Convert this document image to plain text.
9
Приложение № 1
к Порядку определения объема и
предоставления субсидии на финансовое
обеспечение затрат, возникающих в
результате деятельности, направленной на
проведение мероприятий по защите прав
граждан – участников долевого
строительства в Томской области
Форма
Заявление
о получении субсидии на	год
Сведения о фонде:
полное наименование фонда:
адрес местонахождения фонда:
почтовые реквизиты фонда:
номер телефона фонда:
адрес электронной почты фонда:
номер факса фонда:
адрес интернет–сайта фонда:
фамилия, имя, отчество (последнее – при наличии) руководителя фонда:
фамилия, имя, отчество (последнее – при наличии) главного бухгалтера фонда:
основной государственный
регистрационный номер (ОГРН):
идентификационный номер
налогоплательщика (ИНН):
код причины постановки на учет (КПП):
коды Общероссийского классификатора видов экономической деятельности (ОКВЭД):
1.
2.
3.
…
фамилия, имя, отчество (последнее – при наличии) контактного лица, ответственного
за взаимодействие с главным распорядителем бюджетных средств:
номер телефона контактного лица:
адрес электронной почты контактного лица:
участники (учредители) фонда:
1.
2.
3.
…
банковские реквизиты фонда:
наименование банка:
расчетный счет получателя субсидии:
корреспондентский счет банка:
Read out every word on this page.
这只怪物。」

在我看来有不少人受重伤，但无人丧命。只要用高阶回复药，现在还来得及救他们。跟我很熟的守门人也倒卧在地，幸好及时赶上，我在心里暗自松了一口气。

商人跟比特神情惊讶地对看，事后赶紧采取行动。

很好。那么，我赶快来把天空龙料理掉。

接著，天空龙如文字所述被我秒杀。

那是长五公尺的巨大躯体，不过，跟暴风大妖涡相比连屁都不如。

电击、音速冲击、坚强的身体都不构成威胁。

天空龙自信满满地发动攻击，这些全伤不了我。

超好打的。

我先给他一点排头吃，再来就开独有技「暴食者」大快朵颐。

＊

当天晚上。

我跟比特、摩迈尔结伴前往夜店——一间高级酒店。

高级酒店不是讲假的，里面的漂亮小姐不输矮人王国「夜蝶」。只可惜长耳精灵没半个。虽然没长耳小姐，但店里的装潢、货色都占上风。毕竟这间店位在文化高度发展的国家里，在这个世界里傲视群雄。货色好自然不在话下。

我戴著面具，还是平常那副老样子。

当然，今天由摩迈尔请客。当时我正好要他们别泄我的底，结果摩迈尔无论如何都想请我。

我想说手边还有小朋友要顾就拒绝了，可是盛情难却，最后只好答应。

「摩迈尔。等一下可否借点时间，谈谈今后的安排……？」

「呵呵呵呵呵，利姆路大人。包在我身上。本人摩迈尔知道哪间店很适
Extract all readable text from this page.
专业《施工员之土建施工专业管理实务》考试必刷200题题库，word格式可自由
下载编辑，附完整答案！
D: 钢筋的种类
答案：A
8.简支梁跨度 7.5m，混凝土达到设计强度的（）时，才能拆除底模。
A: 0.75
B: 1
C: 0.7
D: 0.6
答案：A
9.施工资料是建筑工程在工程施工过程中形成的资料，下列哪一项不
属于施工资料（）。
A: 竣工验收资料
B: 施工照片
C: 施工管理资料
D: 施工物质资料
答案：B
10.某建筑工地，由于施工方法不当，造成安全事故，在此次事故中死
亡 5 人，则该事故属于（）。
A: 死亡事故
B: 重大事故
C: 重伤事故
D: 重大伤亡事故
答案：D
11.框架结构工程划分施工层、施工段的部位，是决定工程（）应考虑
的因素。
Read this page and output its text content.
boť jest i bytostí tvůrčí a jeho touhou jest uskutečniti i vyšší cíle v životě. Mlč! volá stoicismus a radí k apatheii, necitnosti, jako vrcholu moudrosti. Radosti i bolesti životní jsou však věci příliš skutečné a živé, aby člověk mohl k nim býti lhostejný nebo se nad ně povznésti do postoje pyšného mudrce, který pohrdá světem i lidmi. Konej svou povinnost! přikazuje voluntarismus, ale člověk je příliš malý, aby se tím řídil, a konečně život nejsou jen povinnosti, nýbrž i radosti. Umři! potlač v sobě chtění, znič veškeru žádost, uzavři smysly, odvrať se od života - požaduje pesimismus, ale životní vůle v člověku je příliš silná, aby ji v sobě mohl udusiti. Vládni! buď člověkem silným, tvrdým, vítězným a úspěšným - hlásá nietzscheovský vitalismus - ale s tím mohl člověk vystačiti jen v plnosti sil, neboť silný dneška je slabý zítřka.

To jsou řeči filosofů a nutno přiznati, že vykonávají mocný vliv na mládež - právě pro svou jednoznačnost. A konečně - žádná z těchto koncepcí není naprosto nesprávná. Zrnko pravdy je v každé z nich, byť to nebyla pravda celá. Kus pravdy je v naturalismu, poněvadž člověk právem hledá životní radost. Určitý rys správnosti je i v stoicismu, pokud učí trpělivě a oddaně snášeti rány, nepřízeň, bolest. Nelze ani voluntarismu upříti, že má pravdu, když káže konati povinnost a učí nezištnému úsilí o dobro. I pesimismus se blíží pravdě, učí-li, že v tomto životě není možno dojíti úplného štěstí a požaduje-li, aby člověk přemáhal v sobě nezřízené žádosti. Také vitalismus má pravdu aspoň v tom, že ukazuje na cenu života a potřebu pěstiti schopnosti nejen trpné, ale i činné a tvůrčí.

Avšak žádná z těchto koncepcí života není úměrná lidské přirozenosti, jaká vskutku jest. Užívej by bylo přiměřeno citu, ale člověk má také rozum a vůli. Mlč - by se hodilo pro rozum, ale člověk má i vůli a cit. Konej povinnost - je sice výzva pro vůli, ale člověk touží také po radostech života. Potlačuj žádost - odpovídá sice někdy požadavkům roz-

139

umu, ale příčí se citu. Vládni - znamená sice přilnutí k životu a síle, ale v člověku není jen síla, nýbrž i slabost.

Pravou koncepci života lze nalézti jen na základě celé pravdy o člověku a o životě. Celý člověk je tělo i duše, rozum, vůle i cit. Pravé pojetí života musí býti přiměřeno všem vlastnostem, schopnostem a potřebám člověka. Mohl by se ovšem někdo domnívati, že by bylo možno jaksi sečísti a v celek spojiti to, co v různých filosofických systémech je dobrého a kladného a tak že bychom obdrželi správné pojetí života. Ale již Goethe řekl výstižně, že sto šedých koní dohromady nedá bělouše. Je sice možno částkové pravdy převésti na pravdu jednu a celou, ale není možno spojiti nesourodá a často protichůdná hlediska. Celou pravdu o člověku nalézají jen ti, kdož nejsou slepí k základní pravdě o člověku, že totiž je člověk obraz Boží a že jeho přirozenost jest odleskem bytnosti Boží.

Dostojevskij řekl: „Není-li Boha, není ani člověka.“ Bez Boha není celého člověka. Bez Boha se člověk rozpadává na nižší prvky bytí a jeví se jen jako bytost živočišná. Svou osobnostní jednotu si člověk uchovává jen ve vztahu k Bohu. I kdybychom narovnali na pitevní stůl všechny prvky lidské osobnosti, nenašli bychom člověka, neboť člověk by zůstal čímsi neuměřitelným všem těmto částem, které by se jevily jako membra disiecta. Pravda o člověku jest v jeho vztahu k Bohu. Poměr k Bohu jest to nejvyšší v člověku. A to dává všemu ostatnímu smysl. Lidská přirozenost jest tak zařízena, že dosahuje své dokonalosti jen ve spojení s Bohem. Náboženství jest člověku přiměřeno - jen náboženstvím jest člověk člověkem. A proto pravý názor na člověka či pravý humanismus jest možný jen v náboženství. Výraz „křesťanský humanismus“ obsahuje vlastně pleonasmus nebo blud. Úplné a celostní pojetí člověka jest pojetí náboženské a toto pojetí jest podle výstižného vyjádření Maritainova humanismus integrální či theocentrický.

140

* * * *

What the task asks:
Would you copy out each line exactly as written?

The answer:
Convert this document image to plain text.
9
Приложение № 1
к Порядку определения объема и
предоставления субсидии на финансовое
обеспечение затрат, возникающих в
результате деятельности, направленной на
проведение мероприятий по защите прав
граждан – участников долевого
строительства в Томской области
Форма
Заявление
о получении субсидии на	год
Сведения о фонде:
полное наименование фонда:
адрес местонахождения фонда:
почтовые реквизиты фонда:
номер телефона фонда:
адрес электронной почты фонда:
номер факса фонда:
адрес интернет–сайта фонда:
фамилия, имя, отчество (последнее – при наличии) руководителя фонда:
фамилия, имя, отчество (последнее – при наличии) главного бухгалтера фонда:
основной государственный
регистрационный номер (ОГРН):
идентификационный номер
налогоплательщика (ИНН):
код причины постановки на учет (КПП):
коды Общероссийского классификатора видов экономической деятельности (ОКВЭД):
1.
2.
3.
…
фамилия, имя, отчество (последнее – при наличии) контактного лица, ответственного
за взаимодействие с главным распорядителем бюджетных средств:
номер телефона контактного лица:
адрес электронной почты контактного лица:
участники (учредители) фонда:
1.
2.
3.
…
банковские реквизиты фонда:
наименование банка:
расчетный счет получателя субсидии:
корреспондентский счет банка:
Read out every word on this page.
这只怪物。」

在我看来有不少人受重伤，但无人丧命。只要用高阶回复药，现在还来得及救他们。跟我很熟的守门人也倒卧在地，幸好及时赶上，我在心里暗自松了一口气。

商人跟比特神情惊讶地对看，事后赶紧采取行动。

很好。那么，我赶快来把天空龙料理掉。

接著，天空龙如文字所述被我秒杀。

那是长五公尺的巨大躯体，不过，跟暴风大妖涡相比连屁都不如。

电击、音速冲击、坚强的身体都不构成威胁。

天空龙自信满满地发动攻击，这些全伤不了我。

超好打的。

我先给他一点排头吃，再来就开独有技「暴食者」大快朵颐。

＊

当天晚上。

我跟比特、摩迈尔结伴前往夜店——一间高级酒店。

高级酒店不是讲假的，里面的漂亮小姐不输矮人王国「夜蝶」。只可惜长耳精灵没半个。虽然没长耳小姐，但店里的装潢、货色都占上风。毕竟这间店位在文化高度发展的国家里，在这个世界里傲视群雄。货色好自然不在话下。

我戴著面具，还是平常那副老样子。

当然，今天由摩迈尔请客。当时我正好要他们别泄我的底，结果摩迈尔无论如何都想请我。

我想说手边还有小朋友要顾就拒绝了，可是盛情难却，最后只好答应。

「摩迈尔。等一下可否借点时间，谈谈今后的安排……？」

「呵呵呵呵呵，利姆路大人。包在我身上。本人摩迈尔知道哪间店很适
Extract all readable text from this page.
专业《施工员之土建施工专业管理实务》考试必刷200题题库，word格式可自由
下载编辑，附完整答案！
D: 钢筋的种类
答案：A
8.简支梁跨度 7.5m，混凝土达到设计强度的（）时，才能拆除底模。
A: 0.75
B: 1
C: 0.7
D: 0.6
答案：A
9.施工资料是建筑工程在工程施工过程中形成的资料，下列哪一项不
属于施工资料（）。
A: 竣工验收资料
B: 施工照片
C: 施工管理资料
D: 施工物质资料
答案：B
10.某建筑工地，由于施工方法不当，造成安全事故，在此次事故中死
亡 5 人，则该事故属于（）。
A: 死亡事故
B: 重大事故
C: 重伤事故
D: 重大伤亡事故
答案：D
11.框架结构工程划分施工层、施工段的部位，是决定工程（）应考虑
的因素。
Read this page and output its text content.
boť jest i bytostí tvůrčí a jeho touhou jest uskutečniti i vyšší cíle v životě. Mlč! volá stoicismus a radí k apatheii, necitnosti, jako vrcholu moudrosti. Radosti i bolesti životní jsou však věci příliš skutečné a živé, aby člověk mohl k nim býti lhostejný nebo se nad ně povznésti do postoje pyšného mudrce, který pohrdá světem i lidmi. Konej svou povinnost! přikazuje voluntarismus, ale člověk je příliš malý, aby se tím řídil, a konečně život nejsou jen povinnosti, nýbrž i radosti. Umři! potlač v sobě chtění, znič veškeru žádost, uzavři smysly, odvrať se od života - požaduje pesimismus, ale životní vůle v člověku je příliš silná, aby ji v sobě mohl udusiti. Vládni! buď člověkem silným, tvrdým, vítězným a úspěšným - hlásá nietzscheovský vitalismus - ale s tím mohl člověk vystačiti jen v plnosti sil, neboť silný dneška je slabý zítřka.

To jsou řeči filosofů a nutno přiznati, že vykonávají mocný vliv na mládež - právě pro svou jednoznačnost. A konečně - žádná z těchto koncepcí není naprosto nesprávná. Zrnko pravdy je v každé z nich, byť to nebyla pravda celá. Kus pravdy je v naturalismu, poněvadž člověk právem hledá životní radost. Určitý rys správnosti je i v stoicismu, pokud učí trpělivě a oddaně snášeti rány, nepřízeň, bolest. Nelze ani voluntarismu upříti, že má pravdu, když káže konati povinnost a učí nezištnému úsilí o dobro. I pesimismus se blíží pravdě, učí-li, že v tomto životě není možno dojíti úplného štěstí a požaduje-li, aby člověk přemáhal v sobě nezřízené žádosti. Také vitalismus má pravdu aspoň v tom, že ukazuje na cenu života a potřebu pěstiti schopnosti nejen trpné, ale i činné a tvůrčí.

Avšak žádná z těchto koncepcí života není úměrná lidské přirozenosti, jaká vskutku jest. Užívej by bylo přiměřeno citu, ale člověk má také rozum a vůli. Mlč - by se hodilo pro rozum, ale člověk má i vůli a cit. Konej povinnost - je sice výzva pro vůli, ale člověk touží také po radostech života. Potlačuj žádost - odpovídá sice někdy požadavkům roz-

139

umu, ale příčí se citu. Vládni - znamená sice přilnutí k životu a síle, ale v člověku není jen síla, nýbrž i slabost.

Pravou koncepci života lze nalézti jen na základě celé pravdy o člověku a o životě. Celý člověk je tělo i duše, rozum, vůle i cit. Pravé pojetí života musí býti přiměřeno všem vlastnostem, schopnostem a potřebám člověka. Mohl by se ovšem někdo domnívati, že by bylo možno jaksi sečísti a v celek spojiti to, co v různých filosofických systémech je dobrého a kladného a tak že bychom obdrželi správné pojetí života. Ale již Goethe řekl výstižně, že sto šedých koní dohromady nedá bělouše. Je sice možno částkové pravdy převésti na pravdu jednu a celou, ale není možno spojiti nesourodá a často protichůdná hlediska. Celou pravdu o člověku nalézají jen ti, kdož nejsou slepí k základní pravdě o člověku, že totiž je člověk obraz Boží a že jeho přirozenost jest odleskem bytnosti Boží.

Dostojevskij řekl: „Není-li Boha, není ani člověka.“ Bez Boha není celého člověka. Bez Boha se člověk rozpadává na nižší prvky bytí a jeví se jen jako bytost živočišná. Svou osobnostní jednotu si člověk uchovává jen ve vztahu k Bohu. I kdybychom narovnali na pitevní stůl všechny prvky lidské osobnosti, nenašli bychom člověka, neboť člověk by zůstal čímsi neuměřitelným všem těmto částem, které by se jevily jako membra disiecta. Pravda o člověku jest v jeho vztahu k Bohu. Poměr k Bohu jest to nejvyšší v člověku. A to dává všemu ostatnímu smysl. Lidská přirozenost jest tak zařízena, že dosahuje své dokonalosti jen ve spojení s Bohem. Náboženství jest člověku přiměřeno - jen náboženstvím jest člověk člověkem. A proto pravý názor na člověka či pravý humanismus jest možný jen v náboženství. Výraz „křesťanský humanismus“ obsahuje vlastně pleonasmus nebo blud. Úplné a celostní pojetí člověka jest pojetí náboženské a toto pojetí jest podle výstižného vyjádření Maritainova humanismus integrální či theocentrický.

140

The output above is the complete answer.